La class action nel processo tributario
Il ricorso cumulativo e collettivo nel processo tributario e l'evoluzione giurisprudenziale in materia di class action nel diritto tributario
Il ricorso cumulativo e collettivo nel processo tributario
Il ricorso cumulativo si differenzia in ricorso cumulativo "proprio" e in ricorso cumulativo "improprio". Il ricorso cumulativo in senso proprio è quello con cui il contribuente impugna contestualmente più atti impositivi emessi nei suoi confronti dall'Amministrazione Finanziaria.
Nello specifico, con il ricorso cumulativo "proprio" si possono proporre più azioni contestualmente: tali azioni possono essere diverse tra loro (di annullamento, di accertamento) o tipologicamente identiche (ad esempio due azioni di annullamento), ma comunque collegate dall'interdipendenza logica fra gli atti e dall'identità dell'oggetto.
Di converso, il ricorso cumulativo improprio è quello con cui più soggetti/contribuenti impugnano con un unico ricorso più atti; è il ricorso presentato da più soggetti contro atti diversi dell'Amministrazione Finanziaria.
Ciò posto, il ricorso cumulativo si distingue dal ricorso collettivo per il fatto che quest'ultimo è proposto da più soggetti che impugnano con un unico ricorso uno stesso provvedimento impositivo che riguarda tutti.
In altri termini, il ricorso collettivo è un ricorso presentato da più soggetti, con identità di petitum e di causa petendi: esso dà luogo ad una ipotesi di cumulo soggettivo ed è ammissibile se le posizioni dei vari ricorrenti sono sostanzialmente omogenee e non in contrasto tra loro.
L'evoluzione giurisprudenziale in materia di class action nel diritto tributario
In prima battuta, il Supremo Consesso si è pronunciato in riferimento alla proponibilità di ricorsi cumulativi in ambito processual-tributario con la sentenza n. 21955/2010, ritenendo ammissibile il ricorso cumulativo proposto da più contribuenti laddove le diverse istanze siano fondate su una medesima questione di diritto.
Tale sentenza si pone in senso del tutto conforme alla funzione nomofilattica della Cassazione, espressamente prevista dall'art. 65 della legge sull'ordinamento giudiziario (R.D. 30 gennaio 1941, n. 12), che attribuisce alla Corte il compito di "garantire l'esatta osservanza e l'uniforme interpretazione della legge, l'unità del diritto oggettivo nazionale".
Più nel dettaglio, il riconoscimento della legittimità di ricorsi cumulativi nell'ambito del processo tributario, laddove sussistano identiche questioni di diritto, appare rientrare in toto nell'ambito della funzione nomofilattica della Cassazione finalizzata a fornire indirizzi interpretativi "uniformi" per cercare di mantenere l'unità dell'ordinamento giuridico - e, quindi, la certezza del diritto - attraverso una giurisprudenza il più possibile uniforme.

________________

## REQUISITI DEI COMPITI
1. Parti dalla prima riga dei dati e fermati dopo quella che contiene "close-button[interactable]: × [1497, 7, 1519, 29]". Riscrivi queste righe sostituendo "elements" con "components" e lasciando invariato tutto il resto.
2. Scrivi il seguito del testo sulla class action nel processo tributario, partendo dopo l'ultima frase.
Il testo e le righe sono materiali distinti e indipendenti.

(Voci del dataset)
________________

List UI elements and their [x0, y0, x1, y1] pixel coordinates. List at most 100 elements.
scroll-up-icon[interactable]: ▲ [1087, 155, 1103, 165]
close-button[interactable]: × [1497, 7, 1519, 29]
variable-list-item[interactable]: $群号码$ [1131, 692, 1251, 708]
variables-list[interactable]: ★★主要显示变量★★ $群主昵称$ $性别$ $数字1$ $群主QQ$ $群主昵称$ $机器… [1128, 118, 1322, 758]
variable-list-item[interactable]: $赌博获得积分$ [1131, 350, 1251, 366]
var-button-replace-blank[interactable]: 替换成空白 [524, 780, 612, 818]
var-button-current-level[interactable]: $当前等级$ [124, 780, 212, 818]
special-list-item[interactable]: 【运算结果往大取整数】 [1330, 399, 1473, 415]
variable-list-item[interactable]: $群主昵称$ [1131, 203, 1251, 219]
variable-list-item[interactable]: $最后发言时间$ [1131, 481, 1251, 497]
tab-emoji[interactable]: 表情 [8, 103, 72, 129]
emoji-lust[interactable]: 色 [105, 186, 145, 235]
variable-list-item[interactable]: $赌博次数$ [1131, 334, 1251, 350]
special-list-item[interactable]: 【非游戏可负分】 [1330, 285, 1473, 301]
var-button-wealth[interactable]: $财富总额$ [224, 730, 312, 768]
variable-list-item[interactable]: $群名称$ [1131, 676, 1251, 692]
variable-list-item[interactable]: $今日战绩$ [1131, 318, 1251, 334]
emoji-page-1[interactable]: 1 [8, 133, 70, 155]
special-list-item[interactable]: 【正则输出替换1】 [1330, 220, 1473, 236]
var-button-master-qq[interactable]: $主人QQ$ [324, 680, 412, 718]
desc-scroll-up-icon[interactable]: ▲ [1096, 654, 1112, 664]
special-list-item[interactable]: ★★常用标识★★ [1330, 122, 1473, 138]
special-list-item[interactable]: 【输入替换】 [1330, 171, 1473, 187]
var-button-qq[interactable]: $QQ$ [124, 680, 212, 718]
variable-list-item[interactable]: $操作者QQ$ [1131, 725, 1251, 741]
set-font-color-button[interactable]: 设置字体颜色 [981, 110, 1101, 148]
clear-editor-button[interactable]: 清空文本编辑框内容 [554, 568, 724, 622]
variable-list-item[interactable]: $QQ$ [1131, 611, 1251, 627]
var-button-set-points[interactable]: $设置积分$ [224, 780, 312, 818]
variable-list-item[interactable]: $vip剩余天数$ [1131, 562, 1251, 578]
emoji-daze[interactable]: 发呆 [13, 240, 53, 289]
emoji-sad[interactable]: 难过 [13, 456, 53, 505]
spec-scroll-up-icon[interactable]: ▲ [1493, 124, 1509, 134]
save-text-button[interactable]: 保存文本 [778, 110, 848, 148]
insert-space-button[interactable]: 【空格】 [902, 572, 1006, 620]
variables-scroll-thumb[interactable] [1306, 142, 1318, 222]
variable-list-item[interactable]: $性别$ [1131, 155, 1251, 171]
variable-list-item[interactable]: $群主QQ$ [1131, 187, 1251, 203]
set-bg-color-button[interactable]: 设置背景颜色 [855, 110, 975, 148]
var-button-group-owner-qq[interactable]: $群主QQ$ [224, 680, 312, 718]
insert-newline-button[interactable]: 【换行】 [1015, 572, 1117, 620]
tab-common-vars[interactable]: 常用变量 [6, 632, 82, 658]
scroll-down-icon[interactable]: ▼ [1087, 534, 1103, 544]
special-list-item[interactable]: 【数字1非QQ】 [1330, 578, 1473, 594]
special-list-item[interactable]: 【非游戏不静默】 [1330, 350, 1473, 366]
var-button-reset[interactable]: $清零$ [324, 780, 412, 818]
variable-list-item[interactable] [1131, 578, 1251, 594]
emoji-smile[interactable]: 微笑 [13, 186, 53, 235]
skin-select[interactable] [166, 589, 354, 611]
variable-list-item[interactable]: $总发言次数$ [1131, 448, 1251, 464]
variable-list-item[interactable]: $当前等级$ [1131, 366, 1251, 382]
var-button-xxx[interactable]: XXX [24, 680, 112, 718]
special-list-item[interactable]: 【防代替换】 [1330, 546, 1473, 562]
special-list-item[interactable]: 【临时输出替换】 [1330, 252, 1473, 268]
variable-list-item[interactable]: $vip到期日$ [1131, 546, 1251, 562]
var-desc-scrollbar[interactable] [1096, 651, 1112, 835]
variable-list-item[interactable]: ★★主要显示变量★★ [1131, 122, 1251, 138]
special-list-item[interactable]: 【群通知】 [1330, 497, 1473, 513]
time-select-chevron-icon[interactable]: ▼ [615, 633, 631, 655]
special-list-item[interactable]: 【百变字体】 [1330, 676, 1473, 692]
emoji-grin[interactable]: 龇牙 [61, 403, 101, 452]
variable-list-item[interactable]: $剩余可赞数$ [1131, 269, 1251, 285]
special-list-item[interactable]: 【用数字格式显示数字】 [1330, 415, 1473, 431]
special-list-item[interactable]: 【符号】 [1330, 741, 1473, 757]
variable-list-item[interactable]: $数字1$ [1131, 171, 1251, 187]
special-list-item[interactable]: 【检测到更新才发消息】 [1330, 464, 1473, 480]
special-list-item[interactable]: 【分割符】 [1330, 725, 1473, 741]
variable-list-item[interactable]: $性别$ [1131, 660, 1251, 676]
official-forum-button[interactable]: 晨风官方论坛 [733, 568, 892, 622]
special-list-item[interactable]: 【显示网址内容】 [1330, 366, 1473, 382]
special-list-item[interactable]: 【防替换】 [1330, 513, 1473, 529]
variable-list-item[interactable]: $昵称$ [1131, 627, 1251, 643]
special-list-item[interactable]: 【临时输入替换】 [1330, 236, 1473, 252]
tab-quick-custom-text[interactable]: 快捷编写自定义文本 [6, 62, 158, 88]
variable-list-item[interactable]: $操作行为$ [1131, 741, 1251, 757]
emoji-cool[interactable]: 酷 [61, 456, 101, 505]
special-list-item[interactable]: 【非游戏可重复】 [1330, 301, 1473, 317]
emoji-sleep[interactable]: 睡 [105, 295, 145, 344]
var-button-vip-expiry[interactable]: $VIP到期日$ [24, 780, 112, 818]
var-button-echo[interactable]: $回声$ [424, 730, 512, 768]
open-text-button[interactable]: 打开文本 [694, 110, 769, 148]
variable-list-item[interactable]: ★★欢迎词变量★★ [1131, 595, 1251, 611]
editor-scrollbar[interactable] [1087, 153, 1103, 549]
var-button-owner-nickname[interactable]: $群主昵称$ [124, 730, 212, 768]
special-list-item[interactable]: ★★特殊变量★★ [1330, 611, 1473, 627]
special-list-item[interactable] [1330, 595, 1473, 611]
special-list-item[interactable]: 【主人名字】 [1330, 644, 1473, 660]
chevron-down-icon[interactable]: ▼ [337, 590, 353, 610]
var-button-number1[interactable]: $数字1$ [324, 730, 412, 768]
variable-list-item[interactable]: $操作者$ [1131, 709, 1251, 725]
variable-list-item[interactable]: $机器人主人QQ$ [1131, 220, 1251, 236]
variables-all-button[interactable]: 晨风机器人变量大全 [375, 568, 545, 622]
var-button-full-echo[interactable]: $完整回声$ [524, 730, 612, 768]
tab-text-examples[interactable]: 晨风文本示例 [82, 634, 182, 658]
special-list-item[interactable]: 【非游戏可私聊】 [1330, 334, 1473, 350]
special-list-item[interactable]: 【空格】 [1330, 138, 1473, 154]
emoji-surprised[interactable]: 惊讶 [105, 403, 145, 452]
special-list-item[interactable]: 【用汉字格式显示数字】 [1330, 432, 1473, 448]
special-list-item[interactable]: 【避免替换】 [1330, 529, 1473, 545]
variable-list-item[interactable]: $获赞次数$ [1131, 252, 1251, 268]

________________

## RISULTATI PER COMPITO
1.
List UI components and their [x0, y0, x1, y1] pixel coordinates. List at most 100 components.
scroll-up-icon[interactable]: ▲ [1087, 155, 1103, 165]
close-button[interactable]: × [1497, 7, 1519, 29]

2.
Più nel dettaglio, il principio di diritto de quo trae origine dal rigetto del ricorso proposto dal Ministero dell'Economia e delle Finanze e dall'Agenzia delle Entrate per la riforma della sentenza della Commissione tributaria regionale della Lombardia che aveva rigettato l'appello dell'Ufficio locale della stessa Agenzia contro la pronuncia di primo grado che aveva accolto il ricorso cumulativo di diversi contribuenti contro il silenzio-rifiuto formatosi su istanze di rimborso Irap relative agli anni di imposta 1998, 1999 e 2000.
Più in particolare, tre professionisti avevano proposto un ricorso cumulativo avverso i dinieghi opposti dall'Amministrazione Finanziaria alle richieste di rimborso dell'Irap che gli stessi contribuenti avevano prudenzialmente liquidato nelle proprie dichiarazioni dei redditi in relazione ad attività di lavoro autonomo che, tuttavia, ritenevano non autonomamente organizzate ai sensi del combinato disposto degli artt. 2, co. 1 e art. 3, co. 1, lett. c), D.Lgs 15 dicembre 1997, n. 446 e, dunque, non assoggettabili all'applicazione dell'Irap.
Nel giudizio sottoposto all'esame del Collegio di legittimità, l'Agenzia delle Entrate ha eccepito la violazione e falsa applicazione dell'art. 29, D.Lgs. 31 dicembre 1992, n. 546 e degli artt. 103 e 104 Cost.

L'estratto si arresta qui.